*INPUT RECORDS:*
§ §

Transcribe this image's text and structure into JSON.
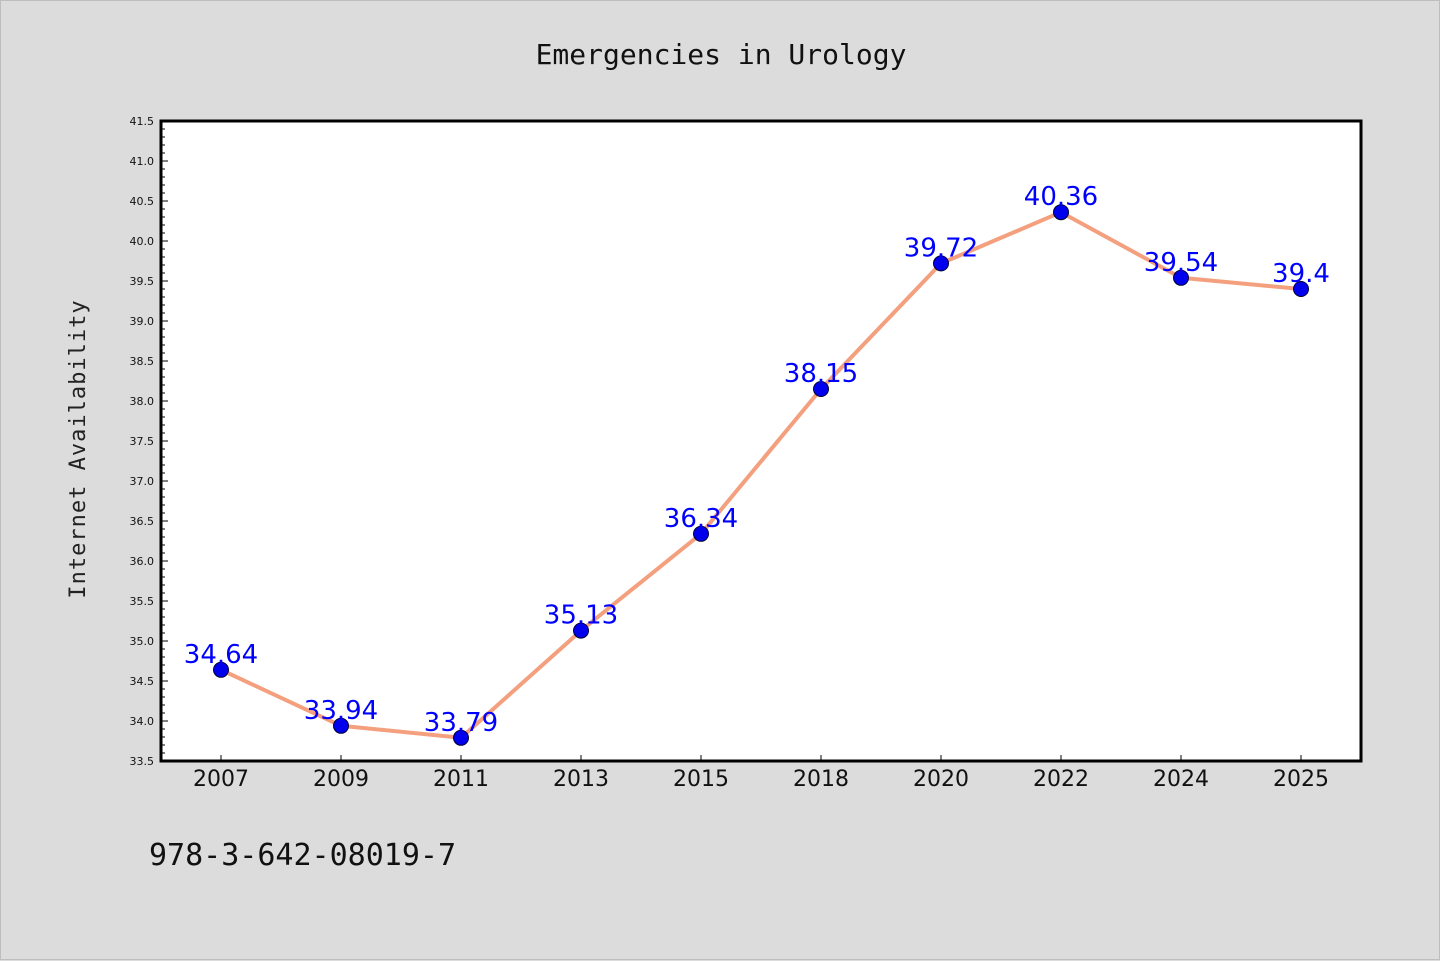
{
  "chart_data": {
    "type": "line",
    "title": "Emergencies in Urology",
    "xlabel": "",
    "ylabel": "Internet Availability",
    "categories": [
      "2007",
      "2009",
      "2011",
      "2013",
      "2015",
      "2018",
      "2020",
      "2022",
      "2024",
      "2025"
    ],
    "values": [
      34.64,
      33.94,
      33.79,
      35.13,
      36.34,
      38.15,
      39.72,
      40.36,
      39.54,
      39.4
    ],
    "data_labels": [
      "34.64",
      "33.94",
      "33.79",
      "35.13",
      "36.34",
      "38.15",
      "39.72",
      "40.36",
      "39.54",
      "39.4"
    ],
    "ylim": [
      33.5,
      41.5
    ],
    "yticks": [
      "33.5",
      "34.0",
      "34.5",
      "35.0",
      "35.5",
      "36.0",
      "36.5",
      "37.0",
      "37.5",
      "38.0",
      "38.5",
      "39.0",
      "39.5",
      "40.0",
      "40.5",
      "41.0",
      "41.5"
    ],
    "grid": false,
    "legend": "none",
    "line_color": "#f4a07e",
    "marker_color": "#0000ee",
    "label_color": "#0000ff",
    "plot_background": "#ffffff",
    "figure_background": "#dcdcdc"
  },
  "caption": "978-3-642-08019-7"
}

§ §

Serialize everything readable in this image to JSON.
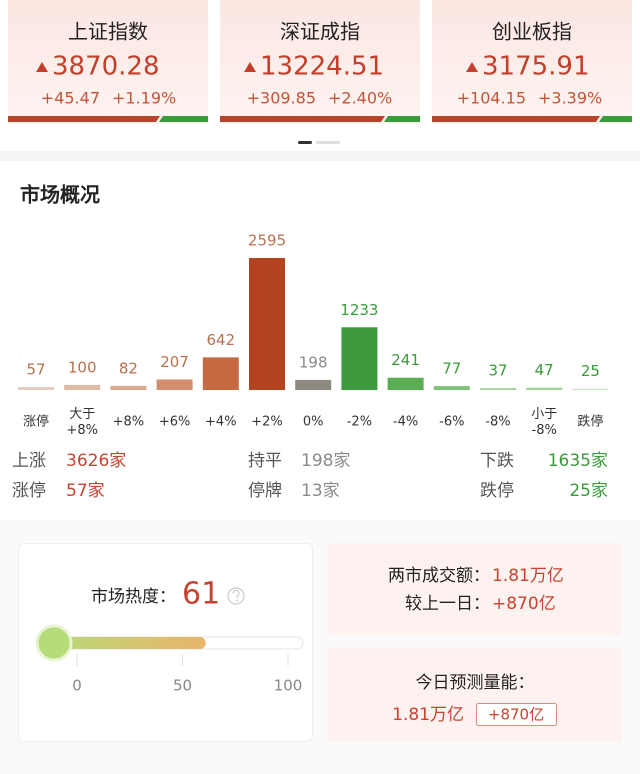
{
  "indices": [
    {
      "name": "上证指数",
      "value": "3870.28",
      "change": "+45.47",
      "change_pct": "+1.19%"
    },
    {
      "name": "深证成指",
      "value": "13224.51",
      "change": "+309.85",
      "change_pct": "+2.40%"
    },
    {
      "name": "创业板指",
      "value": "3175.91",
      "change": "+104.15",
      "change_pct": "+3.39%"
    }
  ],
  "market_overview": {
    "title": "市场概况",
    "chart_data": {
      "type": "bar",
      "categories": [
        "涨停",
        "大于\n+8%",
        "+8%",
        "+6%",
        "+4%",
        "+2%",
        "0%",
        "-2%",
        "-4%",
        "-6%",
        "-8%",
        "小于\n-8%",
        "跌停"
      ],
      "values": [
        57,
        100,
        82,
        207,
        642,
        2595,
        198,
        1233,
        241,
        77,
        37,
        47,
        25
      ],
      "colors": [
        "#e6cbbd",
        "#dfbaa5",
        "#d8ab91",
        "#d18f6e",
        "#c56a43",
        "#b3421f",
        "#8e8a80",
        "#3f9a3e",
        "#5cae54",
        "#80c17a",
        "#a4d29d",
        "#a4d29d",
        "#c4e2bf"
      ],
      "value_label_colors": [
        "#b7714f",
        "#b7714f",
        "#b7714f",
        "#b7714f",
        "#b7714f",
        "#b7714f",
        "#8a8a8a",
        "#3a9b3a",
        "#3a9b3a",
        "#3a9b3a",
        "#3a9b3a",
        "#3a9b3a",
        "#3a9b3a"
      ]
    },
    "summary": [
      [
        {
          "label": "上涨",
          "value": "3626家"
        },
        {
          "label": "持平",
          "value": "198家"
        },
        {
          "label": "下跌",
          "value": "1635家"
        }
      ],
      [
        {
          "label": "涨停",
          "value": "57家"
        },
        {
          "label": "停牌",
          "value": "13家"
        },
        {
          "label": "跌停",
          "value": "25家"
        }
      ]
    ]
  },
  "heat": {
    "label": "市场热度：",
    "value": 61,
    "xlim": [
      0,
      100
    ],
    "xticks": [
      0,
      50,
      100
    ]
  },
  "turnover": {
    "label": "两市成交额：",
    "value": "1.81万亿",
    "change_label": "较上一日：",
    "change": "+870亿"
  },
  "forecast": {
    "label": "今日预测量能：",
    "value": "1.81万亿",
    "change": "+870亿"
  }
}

§ §

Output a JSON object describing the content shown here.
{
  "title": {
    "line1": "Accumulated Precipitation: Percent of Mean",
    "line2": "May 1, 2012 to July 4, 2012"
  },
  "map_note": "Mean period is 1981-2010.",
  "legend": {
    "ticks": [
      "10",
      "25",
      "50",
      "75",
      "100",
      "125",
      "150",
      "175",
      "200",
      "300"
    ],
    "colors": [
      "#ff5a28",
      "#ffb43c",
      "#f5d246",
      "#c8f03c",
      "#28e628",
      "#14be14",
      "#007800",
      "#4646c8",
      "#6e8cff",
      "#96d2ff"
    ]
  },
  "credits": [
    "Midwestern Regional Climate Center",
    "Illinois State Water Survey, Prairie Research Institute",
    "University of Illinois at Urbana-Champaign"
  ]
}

§ §

*PROMPT:* Filter the data, keeping only the lines that contain "title".

*EXERCISE RESULT:*
    "title": "Emergencies in Urology",
    "title": "市场概况",
  "title": {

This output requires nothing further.